### Raw records ###

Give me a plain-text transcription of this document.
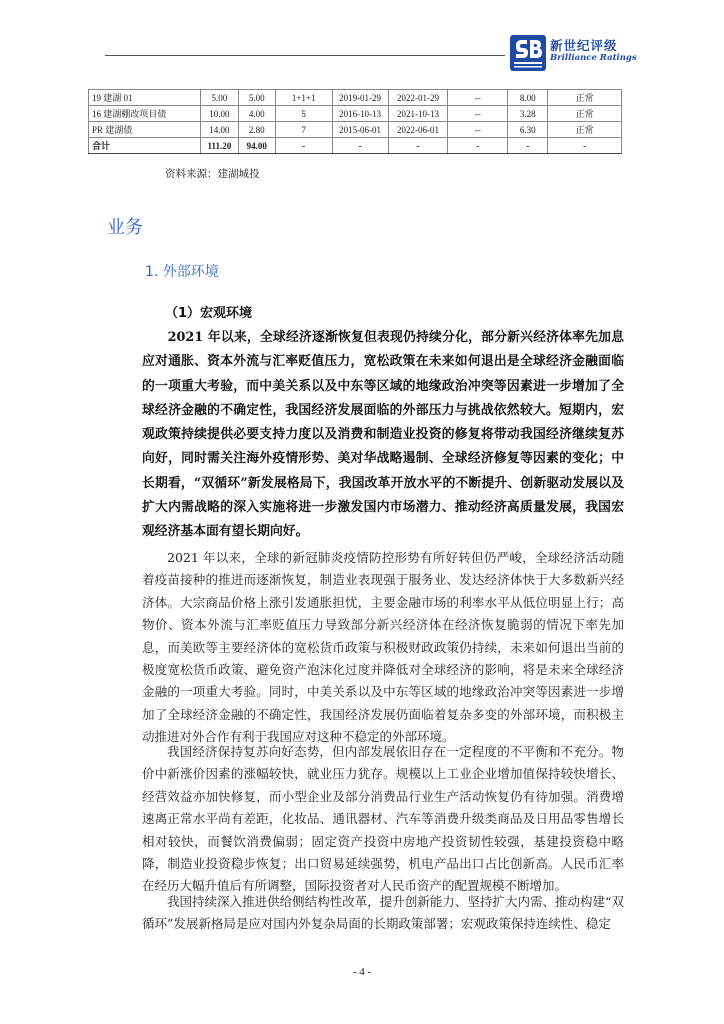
新世纪评级
Brilliance Ratings
19 建湖 01	5.00	5.00	1+1+1	2019-01-29	2022-01-29	--	8.00	正常
16 建湖棚改项目债	10.00	4.00	5	2016-10-13	2021-10-13	--	3.28	正常
PR 建湖债	14.00	2.80	7	2015-06-01	2022-06-01	--	6.30	正常
合计	111.20	94.00	-	-	-	-	-	-
资料来源：建湖城投
业务
1. 外部环境
（1）宏观环境

2021 年以来，全球经济逐渐恢复但表现仍持续分化，部分新兴经济体率先加息应对通胀、资本外流与汇率贬值压力，宽松政策在未来如何退出是全球经济金融面临的一项重大考验，而中美关系以及中东等区域的地缘政治冲突等因素进一步增加了全球经济金融的不确定性，我国经济发展面临的外部压力与挑战依然较大。短期内，宏观政策持续提供必要支持力度以及消费和制造业投资的修复将带动我国经济继续复苏向好，同时需关注海外疫情形势、美对华战略遏制、全球经济修复等因素的变化；中长期看，“双循环”新发展格局下，我国改革开放水平的不断提升、创新驱动发展以及扩大内需战略的深入实施将进一步激发国内市场潜力、推动经济高质量发展，我国宏观经济基本面有望长期向好。

2021 年以来，全球的新冠肺炎疫情防控形势有所好转但仍严峻，全球经济活动随着疫苗接种的推进而逐渐恢复，制造业表现强于服务业、发达经济体快于大多数新兴经济体。大宗商品价格上涨引发通胀担忧，主要金融市场的利率水平从低位明显上行；高物价、资本外流与汇率贬值压力导致部分新兴经济体在经济恢复脆弱的情况下率先加息，而美欧等主要经济体的宽松货币政策与积极财政政策仍持续，未来如何退出当前的极度宽松货币政策、避免资产泡沫化过度并降低对全球经济的影响，将是未来全球经济金融的一项重大考验。同时，中美关系以及中东等区域的地缘政治冲突等因素进一步增加了全球经济金融的不确定性，我国经济发展仍面临着复杂多变的外部环境，而积极主动推进对外合作有利于我国应对这种不稳定的外部环境。

我国经济保持复苏向好态势，但内部发展依旧存在一定程度的不平衡和不充分。物价中新涨价因素的涨幅较快，就业压力犹存。规模以上工业企业增加值保持较快增长、经营效益亦加快修复，而小型企业及部分消费品行业生产活动恢复仍有待加强。消费增速离正常水平尚有差距，化妆品、通讯器材、汽车等消费升级类商品及日用品零售增长相对较快，而餐饮消费偏弱；固定资产投资中房地产投资韧性较强，基建投资稳中略降，制造业投资稳步恢复；出口贸易延续强势，机电产品出口占比创新高。人民币汇率在经历大幅升值后有所调整，国际投资者对人民币资产的配置规模不断增加。

我国持续深入推进供给侧结构性改革，提升创新能力、坚持扩大内需、推动构建“双循环”发展新格局是应对国内外复杂局面的长期政策部署；宏观政策保持连续性、稳定

- 4 -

###

- [Goal] Repeat every record precisely. Any picture among them stays out of the copy.

- [Result for this exercise]
Give me a plain-text transcription of this document.
新世纪评级
Brilliance Ratings
19 建湖 01	5.00	5.00	1+1+1	2019-01-29	2022-01-29	--	8.00	正常
16 建湖棚改项目债	10.00	4.00	5	2016-10-13	2021-10-13	--	3.28	正常
PR 建湖债	14.00	2.80	7	2015-06-01	2022-06-01	--	6.30	正常
合计	111.20	94.00	-	-	-	-	-	-
资料来源：建湖城投
业务
1. 外部环境
（1）宏观环境

2021 年以来，全球经济逐渐恢复但表现仍持续分化，部分新兴经济体率先加息应对通胀、资本外流与汇率贬值压力，宽松政策在未来如何退出是全球经济金融面临的一项重大考验，而中美关系以及中东等区域的地缘政治冲突等因素进一步增加了全球经济金融的不确定性，我国经济发展面临的外部压力与挑战依然较大。短期内，宏观政策持续提供必要支持力度以及消费和制造业投资的修复将带动我国经济继续复苏向好，同时需关注海外疫情形势、美对华战略遏制、全球经济修复等因素的变化；中长期看，“双循环”新发展格局下，我国改革开放水平的不断提升、创新驱动发展以及扩大内需战略的深入实施将进一步激发国内市场潜力、推动经济高质量发展，我国宏观经济基本面有望长期向好。

2021 年以来，全球的新冠肺炎疫情防控形势有所好转但仍严峻，全球经济活动随着疫苗接种的推进而逐渐恢复，制造业表现强于服务业、发达经济体快于大多数新兴经济体。大宗商品价格上涨引发通胀担忧，主要金融市场的利率水平从低位明显上行；高物价、资本外流与汇率贬值压力导致部分新兴经济体在经济恢复脆弱的情况下率先加息，而美欧等主要经济体的宽松货币政策与积极财政政策仍持续，未来如何退出当前的极度宽松货币政策、避免资产泡沫化过度并降低对全球经济的影响，将是未来全球经济金融的一项重大考验。同时，中美关系以及中东等区域的地缘政治冲突等因素进一步增加了全球经济金融的不确定性，我国经济发展仍面临着复杂多变的外部环境，而积极主动推进对外合作有利于我国应对这种不稳定的外部环境。

我国经济保持复苏向好态势，但内部发展依旧存在一定程度的不平衡和不充分。物价中新涨价因素的涨幅较快，就业压力犹存。规模以上工业企业增加值保持较快增长、经营效益亦加快修复，而小型企业及部分消费品行业生产活动恢复仍有待加强。消费增速离正常水平尚有差距，化妆品、通讯器材、汽车等消费升级类商品及日用品零售增长相对较快，而餐饮消费偏弱；固定资产投资中房地产投资韧性较强，基建投资稳中略降，制造业投资稳步恢复；出口贸易延续强势，机电产品出口占比创新高。人民币汇率在经历大幅升值后有所调整，国际投资者对人民币资产的配置规模不断增加。

我国持续深入推进供给侧结构性改革，提升创新能力、坚持扩大内需、推动构建“双循环”发展新格局是应对国内外复杂局面的长期政策部署；宏观政策保持连续性、稳定

- 4 -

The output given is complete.